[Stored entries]
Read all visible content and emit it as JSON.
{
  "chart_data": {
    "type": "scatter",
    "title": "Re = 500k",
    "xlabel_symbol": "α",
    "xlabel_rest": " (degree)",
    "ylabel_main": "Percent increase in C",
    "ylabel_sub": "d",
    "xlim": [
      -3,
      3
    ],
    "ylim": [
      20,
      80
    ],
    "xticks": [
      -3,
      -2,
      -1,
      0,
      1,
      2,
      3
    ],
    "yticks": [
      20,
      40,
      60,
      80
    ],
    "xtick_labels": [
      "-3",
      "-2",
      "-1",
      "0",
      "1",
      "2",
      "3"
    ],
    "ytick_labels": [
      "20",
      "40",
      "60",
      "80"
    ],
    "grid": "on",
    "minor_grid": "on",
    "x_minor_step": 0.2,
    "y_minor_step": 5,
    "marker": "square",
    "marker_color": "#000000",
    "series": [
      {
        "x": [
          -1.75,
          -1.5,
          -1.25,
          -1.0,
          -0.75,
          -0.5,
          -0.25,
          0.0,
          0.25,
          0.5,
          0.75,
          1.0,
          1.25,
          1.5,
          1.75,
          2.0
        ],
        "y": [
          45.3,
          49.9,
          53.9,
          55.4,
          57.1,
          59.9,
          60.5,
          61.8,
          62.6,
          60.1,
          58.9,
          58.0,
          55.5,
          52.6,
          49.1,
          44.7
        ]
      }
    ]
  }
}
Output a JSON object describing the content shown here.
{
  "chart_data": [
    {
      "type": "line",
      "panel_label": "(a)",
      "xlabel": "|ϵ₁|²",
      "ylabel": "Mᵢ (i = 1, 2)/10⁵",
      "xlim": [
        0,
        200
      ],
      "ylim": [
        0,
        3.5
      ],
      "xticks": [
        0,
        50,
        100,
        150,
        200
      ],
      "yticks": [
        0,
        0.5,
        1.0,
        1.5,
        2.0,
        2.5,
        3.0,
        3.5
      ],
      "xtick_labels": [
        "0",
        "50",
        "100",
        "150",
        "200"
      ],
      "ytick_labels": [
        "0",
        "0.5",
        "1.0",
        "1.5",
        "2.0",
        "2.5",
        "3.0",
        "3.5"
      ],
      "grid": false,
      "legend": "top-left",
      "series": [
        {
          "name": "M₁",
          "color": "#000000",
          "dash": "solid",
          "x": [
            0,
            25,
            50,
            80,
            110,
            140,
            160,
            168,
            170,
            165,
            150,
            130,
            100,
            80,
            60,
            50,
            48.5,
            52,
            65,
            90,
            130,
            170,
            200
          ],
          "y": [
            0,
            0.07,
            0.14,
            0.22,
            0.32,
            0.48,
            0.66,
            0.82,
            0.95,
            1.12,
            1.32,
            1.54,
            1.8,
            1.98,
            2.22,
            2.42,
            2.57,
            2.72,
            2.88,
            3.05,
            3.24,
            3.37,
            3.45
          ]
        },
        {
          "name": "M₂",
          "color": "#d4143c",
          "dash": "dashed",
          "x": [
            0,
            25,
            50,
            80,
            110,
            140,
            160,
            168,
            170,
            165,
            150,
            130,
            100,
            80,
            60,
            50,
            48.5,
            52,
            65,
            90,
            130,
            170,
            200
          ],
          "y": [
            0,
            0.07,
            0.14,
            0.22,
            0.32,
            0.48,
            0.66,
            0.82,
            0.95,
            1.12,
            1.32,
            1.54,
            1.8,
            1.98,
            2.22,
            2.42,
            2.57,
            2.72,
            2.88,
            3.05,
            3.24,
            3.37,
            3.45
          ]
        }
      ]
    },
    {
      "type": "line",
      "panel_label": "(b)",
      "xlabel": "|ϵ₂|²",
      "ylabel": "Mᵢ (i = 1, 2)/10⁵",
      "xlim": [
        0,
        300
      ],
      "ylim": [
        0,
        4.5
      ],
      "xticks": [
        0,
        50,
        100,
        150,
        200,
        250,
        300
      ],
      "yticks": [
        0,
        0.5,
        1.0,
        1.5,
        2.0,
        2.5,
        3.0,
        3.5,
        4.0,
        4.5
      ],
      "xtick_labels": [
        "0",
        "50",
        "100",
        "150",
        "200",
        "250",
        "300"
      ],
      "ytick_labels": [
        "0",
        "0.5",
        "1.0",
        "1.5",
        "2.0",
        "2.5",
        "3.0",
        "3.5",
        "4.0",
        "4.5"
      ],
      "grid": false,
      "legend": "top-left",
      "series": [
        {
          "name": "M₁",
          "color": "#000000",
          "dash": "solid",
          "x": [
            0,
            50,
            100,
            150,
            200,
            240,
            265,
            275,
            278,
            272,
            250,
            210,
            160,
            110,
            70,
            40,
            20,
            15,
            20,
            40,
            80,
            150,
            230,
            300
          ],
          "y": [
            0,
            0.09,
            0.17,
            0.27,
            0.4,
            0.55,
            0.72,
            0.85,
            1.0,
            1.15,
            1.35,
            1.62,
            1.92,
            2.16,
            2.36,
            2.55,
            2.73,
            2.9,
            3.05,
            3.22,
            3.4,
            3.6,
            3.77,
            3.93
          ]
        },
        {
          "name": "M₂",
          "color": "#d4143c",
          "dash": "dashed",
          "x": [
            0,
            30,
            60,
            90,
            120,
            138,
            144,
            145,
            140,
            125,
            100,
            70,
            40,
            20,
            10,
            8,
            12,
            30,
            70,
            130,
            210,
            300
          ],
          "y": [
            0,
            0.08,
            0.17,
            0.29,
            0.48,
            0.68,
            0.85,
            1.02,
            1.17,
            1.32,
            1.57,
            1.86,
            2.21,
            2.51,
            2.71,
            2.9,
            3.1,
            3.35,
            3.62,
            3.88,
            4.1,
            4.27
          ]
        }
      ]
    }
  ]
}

BRIEF
What is the number of lines in the data that hold the string "content"? Answer with the number only.

OUTPUT
2